## Aim of the exercise
Copy, from the entries below, each line in which the string "pliku" appears.

## Records for the task
####

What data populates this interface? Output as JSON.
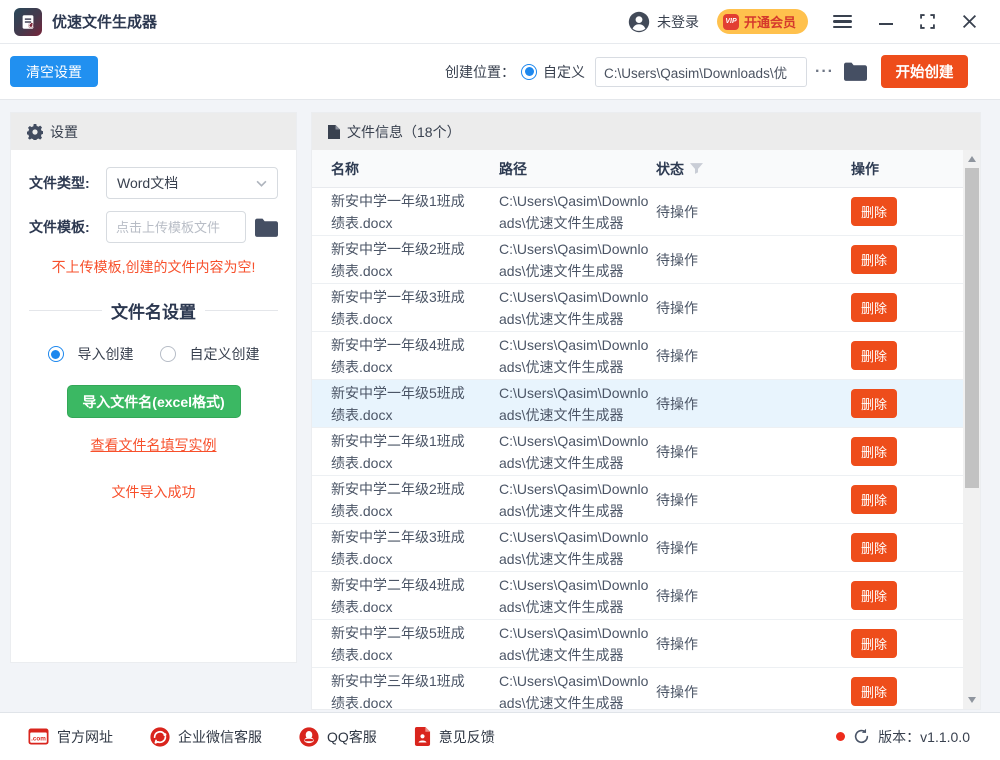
{
  "titlebar": {
    "app_title": "优速文件生成器",
    "login_status": "未登录",
    "vip_badge": "VIP",
    "vip_button": "开通会员"
  },
  "toolbar": {
    "clear_button": "清空设置",
    "location_label": "创建位置：",
    "location_radio": "自定义",
    "path_value": "C:\\Users\\Qasim\\Downloads\\优",
    "more_button": "···",
    "start_button": "开始创建"
  },
  "settings_panel": {
    "header": "设置",
    "file_type_label": "文件类型:",
    "file_type_value": "Word文档",
    "template_label": "文件模板:",
    "template_placeholder": "点击上传模板文件",
    "warning": "不上传模板,创建的文件内容为空!",
    "filename_heading": "文件名设置",
    "radio_import": "导入创建",
    "radio_custom": "自定义创建",
    "import_button": "导入文件名(excel格式)",
    "example_link": "查看文件名填写实例",
    "import_status": "文件导入成功"
  },
  "file_panel": {
    "header": "文件信息（18个）",
    "columns": [
      "名称",
      "路径",
      "状态",
      "操作"
    ],
    "delete_label": "删除",
    "rows": [
      {
        "name": "新安中学一年级1班成绩表.docx",
        "path": "C:\\Users\\Qasim\\Downloads\\优速文件生成器",
        "status": "待操作",
        "highlighted": false
      },
      {
        "name": "新安中学一年级2班成绩表.docx",
        "path": "C:\\Users\\Qasim\\Downloads\\优速文件生成器",
        "status": "待操作",
        "highlighted": false
      },
      {
        "name": "新安中学一年级3班成绩表.docx",
        "path": "C:\\Users\\Qasim\\Downloads\\优速文件生成器",
        "status": "待操作",
        "highlighted": false
      },
      {
        "name": "新安中学一年级4班成绩表.docx",
        "path": "C:\\Users\\Qasim\\Downloads\\优速文件生成器",
        "status": "待操作",
        "highlighted": false
      },
      {
        "name": "新安中学一年级5班成绩表.docx",
        "path": "C:\\Users\\Qasim\\Downloads\\优速文件生成器",
        "status": "待操作",
        "highlighted": true
      },
      {
        "name": "新安中学二年级1班成绩表.docx",
        "path": "C:\\Users\\Qasim\\Downloads\\优速文件生成器",
        "status": "待操作",
        "highlighted": false
      },
      {
        "name": "新安中学二年级2班成绩表.docx",
        "path": "C:\\Users\\Qasim\\Downloads\\优速文件生成器",
        "status": "待操作",
        "highlighted": false
      },
      {
        "name": "新安中学二年级3班成绩表.docx",
        "path": "C:\\Users\\Qasim\\Downloads\\优速文件生成器",
        "status": "待操作",
        "highlighted": false
      },
      {
        "name": "新安中学二年级4班成绩表.docx",
        "path": "C:\\Users\\Qasim\\Downloads\\优速文件生成器",
        "status": "待操作",
        "highlighted": false
      },
      {
        "name": "新安中学二年级5班成绩表.docx",
        "path": "C:\\Users\\Qasim\\Downloads\\优速文件生成器",
        "status": "待操作",
        "highlighted": false
      },
      {
        "name": "新安中学三年级1班成绩表.docx",
        "path": "C:\\Users\\Qasim\\Downloads\\优速文件生成器",
        "status": "待操作",
        "highlighted": false
      }
    ]
  },
  "footer": {
    "links": [
      "官方网址",
      "企业微信客服",
      "QQ客服",
      "意见反馈"
    ],
    "version_text": "版本：v1.1.0.0"
  },
  "colors": {
    "accent_blue": "#2190f0",
    "accent_orange_red": "#ee4d1b",
    "accent_green": "#3bb863",
    "warning_red": "#f7502c",
    "vip_yellow": "#ffc14d",
    "footer_icon_red": "#d9251d",
    "row_highlight": "#e8f4fd"
  }
}
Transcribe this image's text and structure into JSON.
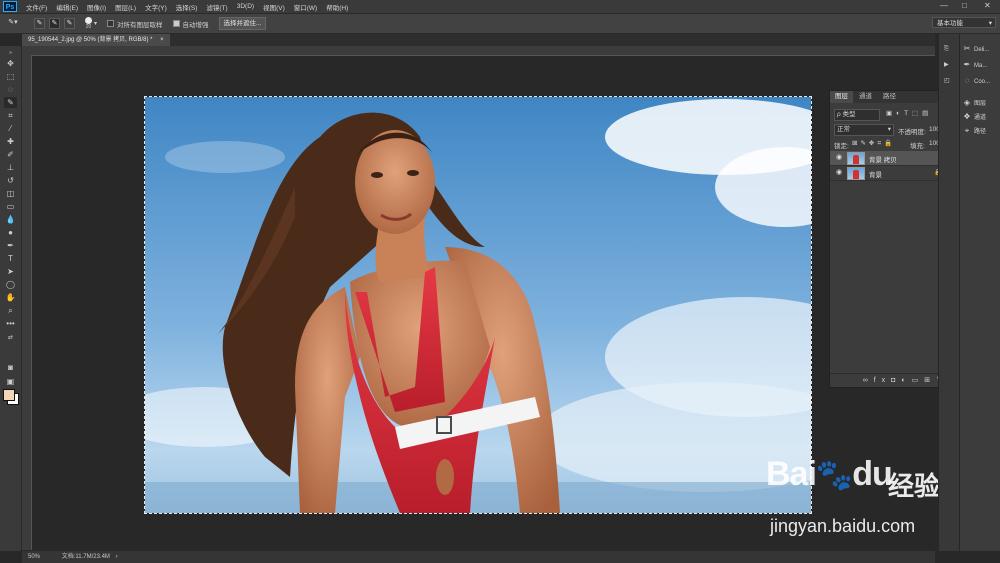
{
  "app": {
    "logo": "Ps"
  },
  "menu": [
    "文件(F)",
    "编辑(E)",
    "图像(I)",
    "图层(L)",
    "文字(Y)",
    "选择(S)",
    "滤镜(T)",
    "3D(D)",
    "视图(V)",
    "窗口(W)",
    "帮助(H)"
  ],
  "window_controls": {
    "minimize": "—",
    "maximize": "□",
    "close": "✕"
  },
  "options": {
    "brush_size": "20",
    "sample_all_layers": "对所有图层取样",
    "auto_enhance": "自动增强",
    "select_and_mask": "选择并遮住...",
    "workspace": "基本功能"
  },
  "document_tab": {
    "title": "95_190544_2.jpg @ 50% (背景 拷贝, RGB/8) *",
    "close": "×"
  },
  "status": {
    "zoom": "50%",
    "doc_size": "文档:11.7M/23.4M"
  },
  "layers_panel": {
    "tabs": [
      "图层",
      "通道",
      "路径"
    ],
    "filter_kind": "ρ 类型",
    "blend_mode": "正常",
    "opacity_label": "不透明度:",
    "opacity_value": "100%",
    "lock_label": "锁定:",
    "fill_label": "填充:",
    "fill_value": "100%",
    "layers": [
      {
        "name": "背景 拷贝",
        "selected": true,
        "locked": false
      },
      {
        "name": "背景",
        "selected": false,
        "locked": true
      }
    ]
  },
  "right_panels": [
    {
      "label": "图层",
      "icon": "layers-icon"
    },
    {
      "label": "通道",
      "icon": "channels-icon"
    },
    {
      "label": "路径",
      "icon": "paths-icon"
    }
  ],
  "right_tools": [
    {
      "label": "Deli...",
      "icon": "scissors-icon"
    },
    {
      "label": "Ma...",
      "icon": "pen-icon"
    },
    {
      "label": "Coo...",
      "icon": "cookie-icon"
    }
  ],
  "watermark": {
    "brand": "Bai",
    "brand2": "du",
    "cn": "经验",
    "url": "jingyan.baidu.com"
  },
  "colors": {
    "foreground": "#f2d6b6",
    "background": "#ffffff",
    "accent": "#31a8ff"
  }
}
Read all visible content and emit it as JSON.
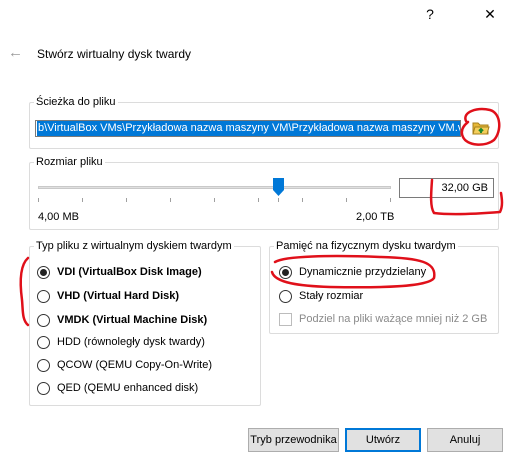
{
  "titlebar": {
    "help": "?",
    "close": "✕"
  },
  "header": {
    "title": "Stwórz wirtualny dysk twardy"
  },
  "path_group": {
    "legend": "Ścieżka do pliku",
    "value": "b\\VirtualBox VMs\\Przykładowa nazwa maszyny VM\\Przykładowa nazwa maszyny VM.vdi"
  },
  "size_group": {
    "legend": "Rozmiar pliku",
    "value": "32,00 GB",
    "min_label": "4,00 MB",
    "max_label": "2,00 TB"
  },
  "type_group": {
    "legend": "Typ pliku z wirtualnym dyskiem twardym",
    "options": [
      {
        "label": "VDI (VirtualBox Disk Image)",
        "checked": true
      },
      {
        "label": "VHD (Virtual Hard Disk)",
        "checked": false
      },
      {
        "label": "VMDK (Virtual Machine Disk)",
        "checked": false
      },
      {
        "label": "HDD (równoległy dysk twardy)",
        "checked": false
      },
      {
        "label": "QCOW (QEMU Copy-On-Write)",
        "checked": false
      },
      {
        "label": "QED (QEMU enhanced disk)",
        "checked": false
      }
    ]
  },
  "storage_group": {
    "legend": "Pamięć na fizycznym dysku twardym",
    "options": [
      {
        "label": "Dynamicznie przydzielany",
        "checked": true
      },
      {
        "label": "Stały rozmiar",
        "checked": false
      }
    ],
    "split_label": "Podziel na pliki ważące mniej niż 2 GB"
  },
  "buttons": {
    "guided": "Tryb przewodnika",
    "create": "Utwórz",
    "cancel": "Anuluj"
  },
  "colors": {
    "selection": "#0078d7",
    "annotation": "#e0101a",
    "slider_handle": "#0078d7"
  },
  "icons": {
    "folder": "folder-open-icon",
    "back": "back-arrow-icon"
  }
}
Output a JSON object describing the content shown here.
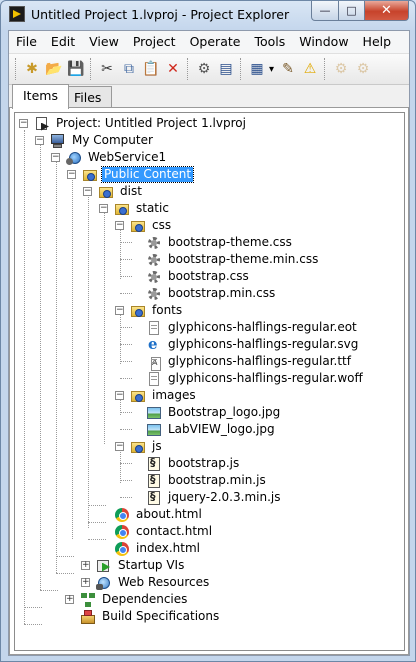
{
  "window": {
    "title": "Untitled Project 1.lvproj - Project Explorer",
    "controls": {
      "minimize": "—",
      "maximize": "□",
      "close": "✕"
    }
  },
  "menubar": {
    "items": [
      "File",
      "Edit",
      "View",
      "Project",
      "Operate",
      "Tools",
      "Window",
      "Help"
    ]
  },
  "toolbar": {
    "buttons": [
      {
        "name": "new-icon",
        "glyph": "✱"
      },
      {
        "name": "open-folder-icon",
        "glyph": "📂"
      },
      {
        "name": "save-all-icon",
        "glyph": "💾"
      },
      {
        "name": "cut-icon",
        "glyph": "✂"
      },
      {
        "name": "copy-icon",
        "glyph": "⧉"
      },
      {
        "name": "paste-icon",
        "glyph": "📋"
      },
      {
        "name": "delete-icon",
        "glyph": "✕"
      },
      {
        "name": "build-icon",
        "glyph": "⚙"
      },
      {
        "name": "deploy-icon",
        "glyph": "▤"
      },
      {
        "name": "view-options-icon",
        "glyph": "▦"
      },
      {
        "name": "dropdown-arrow-icon",
        "glyph": "▾"
      },
      {
        "name": "project-items-icon",
        "glyph": "✎"
      },
      {
        "name": "warning-icon",
        "glyph": "⚠"
      },
      {
        "name": "disabled-tool-1-icon",
        "glyph": "⚙"
      },
      {
        "name": "disabled-tool-2-icon",
        "glyph": "⚙"
      }
    ]
  },
  "tabs": [
    {
      "label": "Items",
      "active": true
    },
    {
      "label": "Files",
      "active": false
    }
  ],
  "tree": {
    "selected": "Public Content",
    "items": [
      {
        "label": "Project: Untitled Project 1.lvproj",
        "icon": "project-icon"
      },
      {
        "label": "My Computer",
        "icon": "computer-icon"
      },
      {
        "label": "WebService1",
        "icon": "webservice-icon"
      },
      {
        "label": "Public Content",
        "icon": "virtual-folder-icon"
      },
      {
        "label": "dist",
        "icon": "virtual-folder-icon"
      },
      {
        "label": "static",
        "icon": "virtual-folder-icon"
      },
      {
        "label": "css",
        "icon": "virtual-folder-icon"
      },
      {
        "label": "bootstrap-theme.css",
        "icon": "css-file-icon"
      },
      {
        "label": "bootstrap-theme.min.css",
        "icon": "css-file-icon"
      },
      {
        "label": "bootstrap.css",
        "icon": "css-file-icon"
      },
      {
        "label": "bootstrap.min.css",
        "icon": "css-file-icon"
      },
      {
        "label": "fonts",
        "icon": "virtual-folder-icon"
      },
      {
        "label": "glyphicons-halflings-regular.eot",
        "icon": "file-icon"
      },
      {
        "label": "glyphicons-halflings-regular.svg",
        "icon": "ie-file-icon"
      },
      {
        "label": "glyphicons-halflings-regular.ttf",
        "icon": "font-file-icon"
      },
      {
        "label": "glyphicons-halflings-regular.woff",
        "icon": "file-icon"
      },
      {
        "label": "images",
        "icon": "virtual-folder-icon"
      },
      {
        "label": "Bootstrap_logo.jpg",
        "icon": "image-file-icon"
      },
      {
        "label": "LabVIEW_logo.jpg",
        "icon": "image-file-icon"
      },
      {
        "label": "js",
        "icon": "virtual-folder-icon"
      },
      {
        "label": "bootstrap.js",
        "icon": "script-file-icon"
      },
      {
        "label": "bootstrap.min.js",
        "icon": "script-file-icon"
      },
      {
        "label": "jquery-2.0.3.min.js",
        "icon": "script-file-icon"
      },
      {
        "label": "about.html",
        "icon": "chrome-file-icon"
      },
      {
        "label": "contact.html",
        "icon": "chrome-file-icon"
      },
      {
        "label": "index.html",
        "icon": "chrome-file-icon"
      },
      {
        "label": "Startup VIs",
        "icon": "startup-vis-icon"
      },
      {
        "label": "Web Resources",
        "icon": "web-resources-icon"
      },
      {
        "label": "Dependencies",
        "icon": "dependencies-icon"
      },
      {
        "label": "Build Specifications",
        "icon": "build-specs-icon"
      }
    ]
  },
  "colors": {
    "selection": "#3399ff",
    "title_bar": "#c4d6ec",
    "close_button": "#c7432b"
  }
}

####

## Correct output
    "legend": "Ścieżka do pliku",
    "legend": "Rozmiar pliku",
    "legend": "Typ pliku z wirtualnym dyskiem twardym",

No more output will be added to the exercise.